▶ _EXERCISE INSTRUCTIONS_: Each line below is to be written out in full, exactly as shown.

▶ _DATA FOR THIS EXERCISE_:
○ ○ ○ ○

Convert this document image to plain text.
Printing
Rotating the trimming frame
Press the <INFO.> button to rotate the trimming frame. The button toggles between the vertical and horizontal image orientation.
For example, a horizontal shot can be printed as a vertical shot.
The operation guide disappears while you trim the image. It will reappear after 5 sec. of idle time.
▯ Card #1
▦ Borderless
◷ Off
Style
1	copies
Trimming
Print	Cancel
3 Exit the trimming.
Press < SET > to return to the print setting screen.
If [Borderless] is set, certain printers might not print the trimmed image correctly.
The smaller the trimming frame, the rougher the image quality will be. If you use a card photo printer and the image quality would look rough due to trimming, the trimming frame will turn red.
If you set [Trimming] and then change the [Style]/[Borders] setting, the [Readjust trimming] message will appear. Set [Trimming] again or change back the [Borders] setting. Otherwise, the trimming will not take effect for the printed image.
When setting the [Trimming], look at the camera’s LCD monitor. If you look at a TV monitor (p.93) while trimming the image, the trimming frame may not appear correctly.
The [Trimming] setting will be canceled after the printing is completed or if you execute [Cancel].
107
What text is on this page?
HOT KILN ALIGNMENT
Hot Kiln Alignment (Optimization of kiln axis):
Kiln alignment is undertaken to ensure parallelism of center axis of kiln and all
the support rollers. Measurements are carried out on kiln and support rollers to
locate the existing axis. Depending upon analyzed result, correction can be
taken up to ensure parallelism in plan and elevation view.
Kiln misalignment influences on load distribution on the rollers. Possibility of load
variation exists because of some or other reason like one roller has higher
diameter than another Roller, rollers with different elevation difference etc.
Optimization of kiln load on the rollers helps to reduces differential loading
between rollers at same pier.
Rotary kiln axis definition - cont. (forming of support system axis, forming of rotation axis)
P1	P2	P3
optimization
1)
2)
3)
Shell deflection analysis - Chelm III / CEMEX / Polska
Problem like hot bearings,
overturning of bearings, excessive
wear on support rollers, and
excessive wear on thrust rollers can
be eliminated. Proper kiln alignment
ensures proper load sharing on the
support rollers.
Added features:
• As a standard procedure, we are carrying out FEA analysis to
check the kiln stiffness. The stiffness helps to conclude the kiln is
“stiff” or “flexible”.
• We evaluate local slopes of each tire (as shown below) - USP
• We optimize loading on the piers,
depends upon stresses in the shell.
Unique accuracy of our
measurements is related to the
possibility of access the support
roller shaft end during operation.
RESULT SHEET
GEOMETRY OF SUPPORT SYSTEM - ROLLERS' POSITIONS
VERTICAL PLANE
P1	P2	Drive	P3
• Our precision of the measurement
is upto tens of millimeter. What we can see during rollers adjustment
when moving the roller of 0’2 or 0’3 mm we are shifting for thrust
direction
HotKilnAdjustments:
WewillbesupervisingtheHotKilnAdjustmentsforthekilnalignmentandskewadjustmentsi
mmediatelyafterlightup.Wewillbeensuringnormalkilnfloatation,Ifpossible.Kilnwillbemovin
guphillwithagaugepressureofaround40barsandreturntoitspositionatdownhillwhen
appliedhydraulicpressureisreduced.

○ ○ ○ ○

▶ _WRITTEN SOLUTION_:
Convert this document image to plain text.
Printing
Rotating the trimming frame
Press the <INFO.> button to rotate the trimming frame. The button toggles between the vertical and horizontal image orientation.
For example, a horizontal shot can be printed as a vertical shot.
The operation guide disappears while you trim the image. It will reappear after 5 sec. of idle time.
▯ Card #1
▦ Borderless
◷ Off
Style
1	copies
Trimming
Print	Cancel
3 Exit the trimming.
Press < SET > to return to the print setting screen.
If [Borderless] is set, certain printers might not print the trimmed image correctly.
The smaller the trimming frame, the rougher the image quality will be. If you use a card photo printer and the image quality would look rough due to trimming, the trimming frame will turn red.
If you set [Trimming] and then change the [Style]/[Borders] setting, the [Readjust trimming] message will appear. Set [Trimming] again or change back the [Borders] setting. Otherwise, the trimming will not take effect for the printed image.
When setting the [Trimming], look at the camera’s LCD monitor. If you look at a TV monitor (p.93) while trimming the image, the trimming frame may not appear correctly.
The [Trimming] setting will be canceled after the printing is completed or if you execute [Cancel].
107
What text is on this page?
HOT KILN ALIGNMENT
Hot Kiln Alignment (Optimization of kiln axis):
Kiln alignment is undertaken to ensure parallelism of center axis of kiln and all
the support rollers. Measurements are carried out on kiln and support rollers to
locate the existing axis. Depending upon analyzed result, correction can be
taken up to ensure parallelism in plan and elevation view.
Kiln misalignment influences on load distribution on the rollers. Possibility of load
variation exists because of some or other reason like one roller has higher
diameter than another Roller, rollers with different elevation difference etc.
Optimization of kiln load on the rollers helps to reduces differential loading
between rollers at same pier.
Rotary kiln axis definition - cont. (forming of support system axis, forming of rotation axis)
P1	P2	P3
optimization
1)
2)
3)
Shell deflection analysis - Chelm III / CEMEX / Polska
Problem like hot bearings,
overturning of bearings, excessive
wear on support rollers, and
excessive wear on thrust rollers can
be eliminated. Proper kiln alignment
ensures proper load sharing on the
support rollers.
Added features:
• As a standard procedure, we are carrying out FEA analysis to
check the kiln stiffness. The stiffness helps to conclude the kiln is
“stiff” or “flexible”.
• We evaluate local slopes of each tire (as shown below) - USP
• We optimize loading on the piers,
depends upon stresses in the shell.
Unique accuracy of our
measurements is related to the
possibility of access the support
roller shaft end during operation.
RESULT SHEET
GEOMETRY OF SUPPORT SYSTEM - ROLLERS' POSITIONS
VERTICAL PLANE
P1	P2	Drive	P3
• Our precision of the measurement
is upto tens of millimeter. What we can see during rollers adjustment
when moving the roller of 0’2 or 0’3 mm we are shifting for thrust
direction
HotKilnAdjustments:
WewillbesupervisingtheHotKilnAdjustmentsforthekilnalignmentandskewadjustmentsi
mmediatelyafterlightup.Wewillbeensuringnormalkilnfloatation,Ifpossible.Kilnwillbemovin
guphillwithagaugepressureofaround40barsandreturntoitspositionatdownhillwhen
appliedhydraulicpressureisreduced.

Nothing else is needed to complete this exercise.